### SUPPLIED RECORDS:
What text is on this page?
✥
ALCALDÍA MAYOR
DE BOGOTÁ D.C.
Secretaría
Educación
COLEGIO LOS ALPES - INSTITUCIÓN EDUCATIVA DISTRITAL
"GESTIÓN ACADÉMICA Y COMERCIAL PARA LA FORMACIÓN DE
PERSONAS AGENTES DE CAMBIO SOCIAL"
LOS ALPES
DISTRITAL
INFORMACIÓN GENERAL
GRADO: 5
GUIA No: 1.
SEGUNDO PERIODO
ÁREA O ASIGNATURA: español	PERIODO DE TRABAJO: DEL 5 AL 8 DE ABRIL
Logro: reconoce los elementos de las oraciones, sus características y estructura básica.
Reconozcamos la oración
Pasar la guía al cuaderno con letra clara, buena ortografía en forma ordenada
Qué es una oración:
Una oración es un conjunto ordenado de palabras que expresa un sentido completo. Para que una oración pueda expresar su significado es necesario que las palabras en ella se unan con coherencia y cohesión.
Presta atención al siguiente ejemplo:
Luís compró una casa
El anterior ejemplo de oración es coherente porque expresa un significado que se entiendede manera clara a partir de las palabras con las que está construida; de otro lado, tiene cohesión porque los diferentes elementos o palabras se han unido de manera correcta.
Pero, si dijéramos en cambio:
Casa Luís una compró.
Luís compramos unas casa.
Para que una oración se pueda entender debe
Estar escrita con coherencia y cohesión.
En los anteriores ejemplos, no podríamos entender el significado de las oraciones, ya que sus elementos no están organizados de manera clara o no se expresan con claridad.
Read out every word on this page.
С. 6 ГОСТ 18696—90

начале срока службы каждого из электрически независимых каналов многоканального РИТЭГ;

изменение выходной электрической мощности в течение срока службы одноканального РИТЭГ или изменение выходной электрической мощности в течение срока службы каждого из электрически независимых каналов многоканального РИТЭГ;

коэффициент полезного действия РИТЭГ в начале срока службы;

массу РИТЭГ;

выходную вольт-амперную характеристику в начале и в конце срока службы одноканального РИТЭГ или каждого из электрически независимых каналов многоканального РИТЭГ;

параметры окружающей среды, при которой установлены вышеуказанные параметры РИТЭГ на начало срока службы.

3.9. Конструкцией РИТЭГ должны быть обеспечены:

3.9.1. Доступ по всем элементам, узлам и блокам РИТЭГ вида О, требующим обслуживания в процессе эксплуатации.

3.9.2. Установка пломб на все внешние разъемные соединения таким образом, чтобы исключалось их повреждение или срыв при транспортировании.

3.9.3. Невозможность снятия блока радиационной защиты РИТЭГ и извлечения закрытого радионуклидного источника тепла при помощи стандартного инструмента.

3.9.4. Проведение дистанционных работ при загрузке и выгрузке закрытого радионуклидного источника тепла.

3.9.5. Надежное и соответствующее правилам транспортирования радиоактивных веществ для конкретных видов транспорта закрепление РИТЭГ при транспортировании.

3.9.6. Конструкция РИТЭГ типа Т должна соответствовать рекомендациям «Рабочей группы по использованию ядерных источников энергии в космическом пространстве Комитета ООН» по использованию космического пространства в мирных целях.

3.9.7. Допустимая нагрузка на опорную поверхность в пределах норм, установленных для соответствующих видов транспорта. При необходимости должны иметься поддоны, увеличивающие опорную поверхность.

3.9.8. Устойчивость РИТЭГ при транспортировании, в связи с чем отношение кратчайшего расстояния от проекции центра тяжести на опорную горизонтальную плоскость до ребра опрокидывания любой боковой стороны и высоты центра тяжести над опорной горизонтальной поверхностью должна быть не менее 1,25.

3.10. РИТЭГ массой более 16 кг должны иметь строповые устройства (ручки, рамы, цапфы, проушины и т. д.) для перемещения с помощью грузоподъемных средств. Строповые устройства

### TASK GOAL:
Identify each line holding the string "срока", and copy it out.

### ANSWER:
начале срока службы каждого из электрически независимых каналов многоканального РИТЭГ;
изменение выходной электрической мощности в течение срока службы одноканального РИТЭГ или изменение выходной электрической мощности в течение срока службы каждого из электрически независимых каналов многоканального РИТЭГ;
коэффициент полезного действия РИТЭГ в начале срока службы;
выходную вольт-амперную характеристику в начале и в конце срока службы одноканального РИТЭГ или каждого из электрически независимых каналов многоканального РИТЭГ;
параметры окружающей среды, при которой установлены вышеуказанные параметры РИТЭГ на начало срока службы.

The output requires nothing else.